*** DATA SECTION ***
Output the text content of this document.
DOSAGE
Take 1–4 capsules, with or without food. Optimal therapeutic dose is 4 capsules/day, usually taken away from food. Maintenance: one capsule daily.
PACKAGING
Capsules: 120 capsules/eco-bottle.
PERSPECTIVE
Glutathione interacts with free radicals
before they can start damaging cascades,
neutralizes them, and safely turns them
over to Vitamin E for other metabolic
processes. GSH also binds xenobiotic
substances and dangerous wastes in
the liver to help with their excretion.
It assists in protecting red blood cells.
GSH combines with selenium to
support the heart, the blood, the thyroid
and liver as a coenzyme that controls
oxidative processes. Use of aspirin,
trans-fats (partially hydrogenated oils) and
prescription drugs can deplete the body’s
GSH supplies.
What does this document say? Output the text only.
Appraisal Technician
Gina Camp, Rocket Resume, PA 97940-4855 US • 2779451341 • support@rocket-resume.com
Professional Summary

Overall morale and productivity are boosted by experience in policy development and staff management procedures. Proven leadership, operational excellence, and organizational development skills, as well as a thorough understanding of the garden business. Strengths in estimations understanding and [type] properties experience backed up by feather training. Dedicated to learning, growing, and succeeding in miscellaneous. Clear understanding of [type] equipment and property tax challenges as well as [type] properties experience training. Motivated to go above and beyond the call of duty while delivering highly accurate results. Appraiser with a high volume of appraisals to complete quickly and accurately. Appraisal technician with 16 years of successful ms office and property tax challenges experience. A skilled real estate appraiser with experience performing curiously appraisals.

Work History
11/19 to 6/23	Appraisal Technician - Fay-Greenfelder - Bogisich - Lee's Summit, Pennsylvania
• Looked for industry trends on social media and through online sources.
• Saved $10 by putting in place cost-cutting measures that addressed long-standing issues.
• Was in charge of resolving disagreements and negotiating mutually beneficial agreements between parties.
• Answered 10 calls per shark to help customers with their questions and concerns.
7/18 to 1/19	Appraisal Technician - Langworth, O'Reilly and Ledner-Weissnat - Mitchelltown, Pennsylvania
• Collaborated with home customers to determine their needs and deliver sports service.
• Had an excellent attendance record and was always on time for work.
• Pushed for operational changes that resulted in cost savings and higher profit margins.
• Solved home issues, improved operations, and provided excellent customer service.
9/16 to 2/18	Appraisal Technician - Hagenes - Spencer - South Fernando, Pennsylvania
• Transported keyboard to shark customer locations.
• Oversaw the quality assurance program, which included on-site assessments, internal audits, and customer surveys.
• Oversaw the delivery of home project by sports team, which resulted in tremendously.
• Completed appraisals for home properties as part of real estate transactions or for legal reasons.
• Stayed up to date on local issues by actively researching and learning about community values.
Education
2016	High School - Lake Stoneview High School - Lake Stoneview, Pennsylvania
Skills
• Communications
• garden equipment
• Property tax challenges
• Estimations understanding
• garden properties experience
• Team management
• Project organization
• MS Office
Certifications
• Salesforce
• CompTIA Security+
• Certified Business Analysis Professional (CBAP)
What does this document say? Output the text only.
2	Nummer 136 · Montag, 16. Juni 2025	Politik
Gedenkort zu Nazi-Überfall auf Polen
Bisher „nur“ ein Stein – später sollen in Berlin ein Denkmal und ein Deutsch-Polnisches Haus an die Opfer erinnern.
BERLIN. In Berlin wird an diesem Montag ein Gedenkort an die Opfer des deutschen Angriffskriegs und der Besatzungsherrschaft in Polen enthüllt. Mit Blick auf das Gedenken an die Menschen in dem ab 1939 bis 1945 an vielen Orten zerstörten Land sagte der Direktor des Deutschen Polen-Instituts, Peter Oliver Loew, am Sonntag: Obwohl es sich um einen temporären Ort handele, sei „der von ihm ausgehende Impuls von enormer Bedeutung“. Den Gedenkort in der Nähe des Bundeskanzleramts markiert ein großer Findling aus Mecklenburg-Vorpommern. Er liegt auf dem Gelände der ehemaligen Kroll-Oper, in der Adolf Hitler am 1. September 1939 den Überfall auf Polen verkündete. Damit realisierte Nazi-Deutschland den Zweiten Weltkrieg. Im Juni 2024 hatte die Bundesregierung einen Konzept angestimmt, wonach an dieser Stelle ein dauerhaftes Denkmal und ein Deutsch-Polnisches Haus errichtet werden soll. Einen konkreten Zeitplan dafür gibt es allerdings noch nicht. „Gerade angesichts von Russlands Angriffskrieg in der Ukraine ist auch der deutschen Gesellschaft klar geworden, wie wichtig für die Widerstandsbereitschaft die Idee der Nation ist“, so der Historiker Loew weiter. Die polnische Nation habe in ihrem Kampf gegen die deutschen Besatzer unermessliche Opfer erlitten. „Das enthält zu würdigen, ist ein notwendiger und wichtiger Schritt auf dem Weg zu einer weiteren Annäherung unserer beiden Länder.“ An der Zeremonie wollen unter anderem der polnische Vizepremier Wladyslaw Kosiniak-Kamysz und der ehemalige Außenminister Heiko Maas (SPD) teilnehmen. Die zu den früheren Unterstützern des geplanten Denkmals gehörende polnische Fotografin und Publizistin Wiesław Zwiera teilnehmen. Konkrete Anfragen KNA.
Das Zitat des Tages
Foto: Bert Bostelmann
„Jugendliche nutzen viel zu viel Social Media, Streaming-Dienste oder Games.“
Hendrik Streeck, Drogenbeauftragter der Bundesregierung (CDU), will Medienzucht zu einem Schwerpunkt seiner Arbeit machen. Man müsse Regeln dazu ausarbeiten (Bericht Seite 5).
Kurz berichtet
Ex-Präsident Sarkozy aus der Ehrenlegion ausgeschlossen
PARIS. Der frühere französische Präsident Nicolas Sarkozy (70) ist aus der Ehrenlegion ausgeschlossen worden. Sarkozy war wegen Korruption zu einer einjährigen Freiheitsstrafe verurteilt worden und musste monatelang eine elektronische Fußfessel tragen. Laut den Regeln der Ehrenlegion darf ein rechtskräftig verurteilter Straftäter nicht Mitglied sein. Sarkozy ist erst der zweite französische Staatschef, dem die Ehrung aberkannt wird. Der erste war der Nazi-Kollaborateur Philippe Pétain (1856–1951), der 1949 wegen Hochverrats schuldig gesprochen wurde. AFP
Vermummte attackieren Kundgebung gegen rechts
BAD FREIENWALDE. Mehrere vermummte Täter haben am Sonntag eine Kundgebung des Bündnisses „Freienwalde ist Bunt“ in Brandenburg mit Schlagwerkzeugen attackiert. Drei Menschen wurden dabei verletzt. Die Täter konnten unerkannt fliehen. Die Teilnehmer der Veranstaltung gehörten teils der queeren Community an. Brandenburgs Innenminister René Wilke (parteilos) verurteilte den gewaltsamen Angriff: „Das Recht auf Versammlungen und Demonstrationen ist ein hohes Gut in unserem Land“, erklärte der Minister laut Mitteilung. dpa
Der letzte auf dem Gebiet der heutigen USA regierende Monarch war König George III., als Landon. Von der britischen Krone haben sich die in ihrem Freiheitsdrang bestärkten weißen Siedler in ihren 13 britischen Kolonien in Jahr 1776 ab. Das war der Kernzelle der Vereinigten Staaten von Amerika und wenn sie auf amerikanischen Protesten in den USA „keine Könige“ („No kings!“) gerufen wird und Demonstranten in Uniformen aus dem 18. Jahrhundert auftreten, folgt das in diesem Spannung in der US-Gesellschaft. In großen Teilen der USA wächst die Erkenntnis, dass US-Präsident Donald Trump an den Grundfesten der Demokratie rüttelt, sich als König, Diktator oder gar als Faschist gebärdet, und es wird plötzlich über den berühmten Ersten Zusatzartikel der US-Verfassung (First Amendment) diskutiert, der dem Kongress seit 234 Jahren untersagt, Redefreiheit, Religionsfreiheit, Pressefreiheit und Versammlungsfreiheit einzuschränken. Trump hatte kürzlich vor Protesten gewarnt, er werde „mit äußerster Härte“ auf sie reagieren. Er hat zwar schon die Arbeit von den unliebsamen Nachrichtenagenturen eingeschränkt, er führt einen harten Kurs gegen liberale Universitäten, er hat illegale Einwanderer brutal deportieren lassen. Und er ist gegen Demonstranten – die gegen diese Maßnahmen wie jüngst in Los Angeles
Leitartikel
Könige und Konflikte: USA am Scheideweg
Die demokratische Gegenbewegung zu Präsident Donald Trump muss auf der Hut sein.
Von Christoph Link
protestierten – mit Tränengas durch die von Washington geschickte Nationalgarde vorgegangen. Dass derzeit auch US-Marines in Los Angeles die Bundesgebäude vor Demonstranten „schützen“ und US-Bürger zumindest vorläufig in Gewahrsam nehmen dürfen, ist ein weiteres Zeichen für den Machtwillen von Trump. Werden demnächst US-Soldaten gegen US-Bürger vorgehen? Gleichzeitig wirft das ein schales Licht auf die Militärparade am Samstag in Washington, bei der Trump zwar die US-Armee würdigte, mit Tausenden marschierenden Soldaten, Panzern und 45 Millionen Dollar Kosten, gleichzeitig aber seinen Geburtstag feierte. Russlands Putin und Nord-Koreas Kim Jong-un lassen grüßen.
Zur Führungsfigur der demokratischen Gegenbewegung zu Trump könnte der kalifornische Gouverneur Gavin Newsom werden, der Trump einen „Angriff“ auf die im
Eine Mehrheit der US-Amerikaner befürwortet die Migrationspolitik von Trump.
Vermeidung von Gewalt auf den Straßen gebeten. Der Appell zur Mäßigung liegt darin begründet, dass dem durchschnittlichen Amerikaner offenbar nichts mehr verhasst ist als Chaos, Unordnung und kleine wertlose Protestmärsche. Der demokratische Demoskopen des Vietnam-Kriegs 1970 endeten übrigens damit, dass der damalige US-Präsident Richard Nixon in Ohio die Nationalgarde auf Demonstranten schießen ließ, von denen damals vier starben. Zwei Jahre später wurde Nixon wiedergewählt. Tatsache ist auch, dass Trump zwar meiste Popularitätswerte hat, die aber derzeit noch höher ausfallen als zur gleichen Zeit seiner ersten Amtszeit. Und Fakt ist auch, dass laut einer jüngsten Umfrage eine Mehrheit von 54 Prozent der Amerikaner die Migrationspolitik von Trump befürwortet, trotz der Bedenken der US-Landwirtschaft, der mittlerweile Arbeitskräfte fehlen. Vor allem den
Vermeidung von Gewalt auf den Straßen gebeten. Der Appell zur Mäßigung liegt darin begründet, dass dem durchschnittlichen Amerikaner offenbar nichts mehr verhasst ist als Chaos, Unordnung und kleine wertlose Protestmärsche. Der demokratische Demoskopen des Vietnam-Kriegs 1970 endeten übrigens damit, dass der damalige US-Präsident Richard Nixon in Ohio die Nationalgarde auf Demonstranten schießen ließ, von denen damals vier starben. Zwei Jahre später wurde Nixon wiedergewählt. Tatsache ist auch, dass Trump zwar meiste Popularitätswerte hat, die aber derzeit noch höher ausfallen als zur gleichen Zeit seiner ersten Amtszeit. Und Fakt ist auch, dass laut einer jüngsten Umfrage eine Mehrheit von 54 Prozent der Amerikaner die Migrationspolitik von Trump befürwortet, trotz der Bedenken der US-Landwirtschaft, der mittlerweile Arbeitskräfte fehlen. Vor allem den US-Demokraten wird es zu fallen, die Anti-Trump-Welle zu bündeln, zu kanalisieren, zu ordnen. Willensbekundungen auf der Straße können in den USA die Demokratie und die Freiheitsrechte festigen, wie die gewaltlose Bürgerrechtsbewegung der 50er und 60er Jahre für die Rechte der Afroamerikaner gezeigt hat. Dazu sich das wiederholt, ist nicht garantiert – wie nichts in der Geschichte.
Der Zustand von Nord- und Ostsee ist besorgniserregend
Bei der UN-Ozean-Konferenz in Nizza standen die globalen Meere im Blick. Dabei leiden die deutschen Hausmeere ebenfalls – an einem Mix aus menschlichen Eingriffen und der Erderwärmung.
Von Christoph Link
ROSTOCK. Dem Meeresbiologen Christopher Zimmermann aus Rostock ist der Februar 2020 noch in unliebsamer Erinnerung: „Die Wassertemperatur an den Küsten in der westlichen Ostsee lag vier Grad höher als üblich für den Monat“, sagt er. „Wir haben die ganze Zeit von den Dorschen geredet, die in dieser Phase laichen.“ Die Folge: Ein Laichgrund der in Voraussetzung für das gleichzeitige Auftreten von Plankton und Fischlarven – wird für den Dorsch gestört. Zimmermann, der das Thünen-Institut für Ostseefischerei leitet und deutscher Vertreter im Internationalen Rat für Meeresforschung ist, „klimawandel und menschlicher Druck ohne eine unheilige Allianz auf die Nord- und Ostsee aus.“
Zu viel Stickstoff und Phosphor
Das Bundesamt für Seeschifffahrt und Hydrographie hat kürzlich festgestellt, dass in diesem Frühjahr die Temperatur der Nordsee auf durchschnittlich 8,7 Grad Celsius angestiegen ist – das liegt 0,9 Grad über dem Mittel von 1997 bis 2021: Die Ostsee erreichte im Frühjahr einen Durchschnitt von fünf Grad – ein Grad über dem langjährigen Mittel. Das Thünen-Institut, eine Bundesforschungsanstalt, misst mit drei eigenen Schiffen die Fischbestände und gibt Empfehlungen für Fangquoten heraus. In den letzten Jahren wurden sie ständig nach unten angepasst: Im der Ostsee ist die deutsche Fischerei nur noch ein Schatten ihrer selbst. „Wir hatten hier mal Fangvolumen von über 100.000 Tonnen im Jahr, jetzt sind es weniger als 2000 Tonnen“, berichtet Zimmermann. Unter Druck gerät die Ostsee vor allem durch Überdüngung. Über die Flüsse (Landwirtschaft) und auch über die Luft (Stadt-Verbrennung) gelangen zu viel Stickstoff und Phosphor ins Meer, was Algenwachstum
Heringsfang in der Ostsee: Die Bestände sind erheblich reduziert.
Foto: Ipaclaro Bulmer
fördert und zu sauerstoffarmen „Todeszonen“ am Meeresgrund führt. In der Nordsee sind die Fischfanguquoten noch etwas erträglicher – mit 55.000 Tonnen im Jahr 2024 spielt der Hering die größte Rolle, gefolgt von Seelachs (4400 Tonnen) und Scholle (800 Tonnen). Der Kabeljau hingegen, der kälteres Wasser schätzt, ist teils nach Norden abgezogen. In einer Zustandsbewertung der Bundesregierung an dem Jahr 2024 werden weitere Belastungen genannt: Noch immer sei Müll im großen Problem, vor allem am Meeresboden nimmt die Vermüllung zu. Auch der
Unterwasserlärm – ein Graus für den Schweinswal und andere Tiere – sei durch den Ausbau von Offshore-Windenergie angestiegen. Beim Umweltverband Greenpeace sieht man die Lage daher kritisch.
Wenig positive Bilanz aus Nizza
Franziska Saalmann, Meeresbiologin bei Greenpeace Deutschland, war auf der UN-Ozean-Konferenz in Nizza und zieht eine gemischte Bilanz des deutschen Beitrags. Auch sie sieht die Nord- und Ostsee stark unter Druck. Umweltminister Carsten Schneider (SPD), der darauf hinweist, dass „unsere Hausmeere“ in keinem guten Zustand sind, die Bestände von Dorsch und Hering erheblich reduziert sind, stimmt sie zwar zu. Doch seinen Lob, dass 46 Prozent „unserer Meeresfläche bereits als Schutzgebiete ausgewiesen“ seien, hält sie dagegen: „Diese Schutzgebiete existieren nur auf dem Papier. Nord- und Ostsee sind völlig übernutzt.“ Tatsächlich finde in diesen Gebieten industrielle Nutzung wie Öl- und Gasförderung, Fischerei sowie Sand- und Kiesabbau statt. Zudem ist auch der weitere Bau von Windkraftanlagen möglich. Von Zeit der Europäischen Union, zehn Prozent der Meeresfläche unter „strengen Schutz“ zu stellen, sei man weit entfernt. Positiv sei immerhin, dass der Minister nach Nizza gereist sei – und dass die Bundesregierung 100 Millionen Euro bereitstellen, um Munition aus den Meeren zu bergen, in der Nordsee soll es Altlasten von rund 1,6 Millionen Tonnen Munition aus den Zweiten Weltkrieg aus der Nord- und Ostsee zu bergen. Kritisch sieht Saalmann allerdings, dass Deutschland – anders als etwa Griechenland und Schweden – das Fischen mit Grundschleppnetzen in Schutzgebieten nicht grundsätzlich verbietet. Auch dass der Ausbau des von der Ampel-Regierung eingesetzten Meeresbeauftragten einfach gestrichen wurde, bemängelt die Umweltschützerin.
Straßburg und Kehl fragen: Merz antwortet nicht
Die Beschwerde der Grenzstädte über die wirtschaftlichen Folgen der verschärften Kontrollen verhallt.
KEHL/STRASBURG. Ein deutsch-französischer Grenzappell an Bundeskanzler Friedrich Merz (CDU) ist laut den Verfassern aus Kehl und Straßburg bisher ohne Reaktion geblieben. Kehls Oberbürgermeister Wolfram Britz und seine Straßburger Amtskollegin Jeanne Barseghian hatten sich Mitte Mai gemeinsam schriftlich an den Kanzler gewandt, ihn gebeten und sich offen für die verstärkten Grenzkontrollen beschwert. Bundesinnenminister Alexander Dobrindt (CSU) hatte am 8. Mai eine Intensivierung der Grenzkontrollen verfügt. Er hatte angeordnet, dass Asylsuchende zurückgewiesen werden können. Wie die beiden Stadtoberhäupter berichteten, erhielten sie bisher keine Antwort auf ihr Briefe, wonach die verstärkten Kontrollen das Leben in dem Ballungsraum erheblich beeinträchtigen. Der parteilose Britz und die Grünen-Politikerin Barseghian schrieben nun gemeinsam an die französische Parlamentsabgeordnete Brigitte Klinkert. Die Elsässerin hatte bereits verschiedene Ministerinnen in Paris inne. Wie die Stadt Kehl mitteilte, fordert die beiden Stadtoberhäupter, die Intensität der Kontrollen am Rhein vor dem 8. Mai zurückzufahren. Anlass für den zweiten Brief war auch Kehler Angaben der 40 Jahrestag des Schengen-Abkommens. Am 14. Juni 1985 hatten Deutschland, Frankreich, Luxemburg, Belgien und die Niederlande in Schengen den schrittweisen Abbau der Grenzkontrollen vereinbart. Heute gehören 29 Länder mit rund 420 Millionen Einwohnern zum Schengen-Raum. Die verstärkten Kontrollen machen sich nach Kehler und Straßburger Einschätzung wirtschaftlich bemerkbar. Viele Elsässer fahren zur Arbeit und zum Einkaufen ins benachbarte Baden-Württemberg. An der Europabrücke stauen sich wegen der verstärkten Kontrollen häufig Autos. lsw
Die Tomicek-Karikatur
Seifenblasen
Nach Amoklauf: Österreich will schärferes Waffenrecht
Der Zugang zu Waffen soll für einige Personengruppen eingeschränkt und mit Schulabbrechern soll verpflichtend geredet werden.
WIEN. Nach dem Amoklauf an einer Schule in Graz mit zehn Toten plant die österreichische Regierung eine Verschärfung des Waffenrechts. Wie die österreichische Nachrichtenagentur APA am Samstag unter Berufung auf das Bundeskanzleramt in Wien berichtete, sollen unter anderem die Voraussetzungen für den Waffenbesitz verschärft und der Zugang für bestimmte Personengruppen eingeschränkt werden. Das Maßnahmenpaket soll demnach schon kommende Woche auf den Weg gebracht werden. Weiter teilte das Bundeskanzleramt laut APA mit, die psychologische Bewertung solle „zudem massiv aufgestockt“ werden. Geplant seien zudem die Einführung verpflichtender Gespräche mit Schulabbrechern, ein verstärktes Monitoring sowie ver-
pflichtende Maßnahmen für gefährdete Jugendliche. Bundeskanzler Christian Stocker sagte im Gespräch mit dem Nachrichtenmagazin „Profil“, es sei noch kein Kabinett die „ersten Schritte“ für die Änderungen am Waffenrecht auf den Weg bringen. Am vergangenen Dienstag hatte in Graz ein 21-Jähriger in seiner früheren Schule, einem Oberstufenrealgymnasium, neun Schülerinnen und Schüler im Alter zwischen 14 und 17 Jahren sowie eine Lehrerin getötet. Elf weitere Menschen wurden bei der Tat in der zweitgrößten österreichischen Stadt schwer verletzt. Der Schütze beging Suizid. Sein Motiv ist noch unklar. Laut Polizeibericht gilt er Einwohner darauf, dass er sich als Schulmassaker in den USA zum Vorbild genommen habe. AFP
*** End of DATA SECTION ***
**PROBLEM DESCRIPTION**
Gather all lines of the records that include the word "blood".

**SOLUTION TO THE EXERCISE**
It assists in protecting red blood cells.
support the heart, the blood, the thyroid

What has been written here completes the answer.